(Beginning of Records for processing)

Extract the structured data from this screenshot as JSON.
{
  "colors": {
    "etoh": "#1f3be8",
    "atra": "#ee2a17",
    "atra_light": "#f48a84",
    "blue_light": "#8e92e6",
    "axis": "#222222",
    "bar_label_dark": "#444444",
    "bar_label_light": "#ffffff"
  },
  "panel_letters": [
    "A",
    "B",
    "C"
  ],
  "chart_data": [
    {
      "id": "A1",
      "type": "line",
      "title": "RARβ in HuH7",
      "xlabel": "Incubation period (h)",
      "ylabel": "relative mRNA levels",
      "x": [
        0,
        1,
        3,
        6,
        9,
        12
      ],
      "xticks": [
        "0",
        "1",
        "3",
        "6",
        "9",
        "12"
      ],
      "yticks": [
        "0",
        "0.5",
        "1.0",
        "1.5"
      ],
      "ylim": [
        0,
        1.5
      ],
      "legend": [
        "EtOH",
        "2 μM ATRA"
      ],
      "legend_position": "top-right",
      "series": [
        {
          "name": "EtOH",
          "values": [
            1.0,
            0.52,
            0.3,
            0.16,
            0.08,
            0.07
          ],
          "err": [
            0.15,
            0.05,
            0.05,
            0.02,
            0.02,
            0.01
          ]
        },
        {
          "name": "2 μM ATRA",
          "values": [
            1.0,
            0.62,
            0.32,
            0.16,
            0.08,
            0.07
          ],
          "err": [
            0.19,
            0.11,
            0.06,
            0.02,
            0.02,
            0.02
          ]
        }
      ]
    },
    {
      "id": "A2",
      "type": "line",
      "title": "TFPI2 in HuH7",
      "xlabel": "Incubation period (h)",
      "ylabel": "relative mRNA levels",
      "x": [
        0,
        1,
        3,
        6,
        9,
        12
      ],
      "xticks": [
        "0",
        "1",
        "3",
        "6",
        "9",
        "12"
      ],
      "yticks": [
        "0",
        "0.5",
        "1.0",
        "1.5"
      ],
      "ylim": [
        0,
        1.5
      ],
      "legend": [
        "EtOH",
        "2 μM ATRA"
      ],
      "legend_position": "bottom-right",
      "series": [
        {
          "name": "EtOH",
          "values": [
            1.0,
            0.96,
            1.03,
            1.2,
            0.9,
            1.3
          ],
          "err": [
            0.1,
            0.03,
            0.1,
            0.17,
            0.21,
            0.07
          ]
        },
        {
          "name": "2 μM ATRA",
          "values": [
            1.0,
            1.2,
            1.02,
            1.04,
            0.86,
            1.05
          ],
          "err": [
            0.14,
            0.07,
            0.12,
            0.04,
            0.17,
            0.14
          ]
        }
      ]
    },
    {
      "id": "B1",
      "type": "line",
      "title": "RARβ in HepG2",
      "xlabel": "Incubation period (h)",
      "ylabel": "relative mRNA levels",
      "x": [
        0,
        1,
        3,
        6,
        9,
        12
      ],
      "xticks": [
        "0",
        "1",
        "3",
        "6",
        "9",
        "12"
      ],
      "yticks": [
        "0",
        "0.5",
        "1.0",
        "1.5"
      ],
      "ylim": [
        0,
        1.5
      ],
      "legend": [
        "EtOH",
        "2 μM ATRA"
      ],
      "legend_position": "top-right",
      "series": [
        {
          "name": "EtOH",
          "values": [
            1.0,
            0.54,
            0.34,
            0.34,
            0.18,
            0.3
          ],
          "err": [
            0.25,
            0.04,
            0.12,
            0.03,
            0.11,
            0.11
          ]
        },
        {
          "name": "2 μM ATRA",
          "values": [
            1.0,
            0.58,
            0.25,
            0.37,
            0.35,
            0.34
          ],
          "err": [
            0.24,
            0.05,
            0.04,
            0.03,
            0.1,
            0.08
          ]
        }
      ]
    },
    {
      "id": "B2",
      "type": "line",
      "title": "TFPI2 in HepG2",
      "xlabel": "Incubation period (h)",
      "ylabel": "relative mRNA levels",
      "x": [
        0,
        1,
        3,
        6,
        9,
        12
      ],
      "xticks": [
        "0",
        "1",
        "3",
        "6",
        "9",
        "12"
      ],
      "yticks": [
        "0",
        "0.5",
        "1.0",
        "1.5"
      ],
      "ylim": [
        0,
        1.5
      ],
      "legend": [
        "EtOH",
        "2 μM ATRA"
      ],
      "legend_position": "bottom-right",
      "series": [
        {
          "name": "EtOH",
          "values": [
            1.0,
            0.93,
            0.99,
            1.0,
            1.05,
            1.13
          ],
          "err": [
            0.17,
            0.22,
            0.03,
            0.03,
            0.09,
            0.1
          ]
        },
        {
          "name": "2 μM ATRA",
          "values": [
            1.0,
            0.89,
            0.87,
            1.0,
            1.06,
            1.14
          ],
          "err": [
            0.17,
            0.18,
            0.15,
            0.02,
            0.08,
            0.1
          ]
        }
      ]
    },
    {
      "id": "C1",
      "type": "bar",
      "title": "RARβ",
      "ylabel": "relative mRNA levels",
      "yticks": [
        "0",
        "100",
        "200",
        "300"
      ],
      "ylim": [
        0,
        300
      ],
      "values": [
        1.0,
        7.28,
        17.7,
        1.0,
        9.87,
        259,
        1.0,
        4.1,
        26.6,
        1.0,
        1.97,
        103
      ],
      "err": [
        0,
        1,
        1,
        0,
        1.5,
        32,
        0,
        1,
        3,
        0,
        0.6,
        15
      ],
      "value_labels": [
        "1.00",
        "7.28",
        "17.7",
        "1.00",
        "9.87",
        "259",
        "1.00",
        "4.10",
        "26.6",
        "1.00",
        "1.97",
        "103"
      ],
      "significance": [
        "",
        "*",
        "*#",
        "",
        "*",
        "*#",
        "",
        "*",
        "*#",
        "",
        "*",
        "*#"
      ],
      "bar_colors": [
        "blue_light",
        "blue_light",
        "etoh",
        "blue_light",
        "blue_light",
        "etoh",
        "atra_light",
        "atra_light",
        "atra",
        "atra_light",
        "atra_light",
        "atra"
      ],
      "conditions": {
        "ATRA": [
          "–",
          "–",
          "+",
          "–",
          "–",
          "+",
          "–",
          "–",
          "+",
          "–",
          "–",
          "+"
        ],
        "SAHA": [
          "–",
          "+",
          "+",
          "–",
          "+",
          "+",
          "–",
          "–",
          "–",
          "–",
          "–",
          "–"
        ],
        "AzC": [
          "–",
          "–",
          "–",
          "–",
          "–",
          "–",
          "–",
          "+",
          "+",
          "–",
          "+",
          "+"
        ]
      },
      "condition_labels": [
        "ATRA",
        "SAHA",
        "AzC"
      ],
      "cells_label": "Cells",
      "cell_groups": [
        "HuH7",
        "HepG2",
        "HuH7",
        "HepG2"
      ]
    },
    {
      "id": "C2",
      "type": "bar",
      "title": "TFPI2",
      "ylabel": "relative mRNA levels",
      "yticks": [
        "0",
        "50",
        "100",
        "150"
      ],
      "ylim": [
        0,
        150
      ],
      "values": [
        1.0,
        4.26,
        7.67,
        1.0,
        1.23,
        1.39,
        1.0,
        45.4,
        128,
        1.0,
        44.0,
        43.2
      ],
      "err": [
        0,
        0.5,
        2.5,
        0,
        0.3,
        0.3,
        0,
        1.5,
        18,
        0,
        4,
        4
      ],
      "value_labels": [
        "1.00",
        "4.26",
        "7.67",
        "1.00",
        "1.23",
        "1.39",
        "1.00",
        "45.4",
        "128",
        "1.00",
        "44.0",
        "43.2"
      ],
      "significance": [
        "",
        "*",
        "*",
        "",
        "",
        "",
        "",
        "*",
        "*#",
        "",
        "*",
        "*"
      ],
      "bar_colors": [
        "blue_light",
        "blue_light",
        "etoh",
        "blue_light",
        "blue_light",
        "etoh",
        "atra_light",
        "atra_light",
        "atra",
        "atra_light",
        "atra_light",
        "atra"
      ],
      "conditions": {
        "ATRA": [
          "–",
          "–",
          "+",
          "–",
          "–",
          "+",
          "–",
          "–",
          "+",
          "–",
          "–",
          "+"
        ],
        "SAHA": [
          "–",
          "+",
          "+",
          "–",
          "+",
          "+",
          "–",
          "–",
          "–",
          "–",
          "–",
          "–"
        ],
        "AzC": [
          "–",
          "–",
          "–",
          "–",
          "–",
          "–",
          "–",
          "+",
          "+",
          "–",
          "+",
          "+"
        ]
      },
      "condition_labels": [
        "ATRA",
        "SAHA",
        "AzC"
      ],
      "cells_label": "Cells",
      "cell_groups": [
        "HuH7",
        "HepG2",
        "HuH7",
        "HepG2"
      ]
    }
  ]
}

(End of Records for processing)

Exercise description - Among the lines of the preceding data, which ones hold the word "RARβ"? List them.

Answer to the exercise -
      "title": "RARβ in HuH7",
      "title": "RARβ in HepG2",
      "title": "RARβ",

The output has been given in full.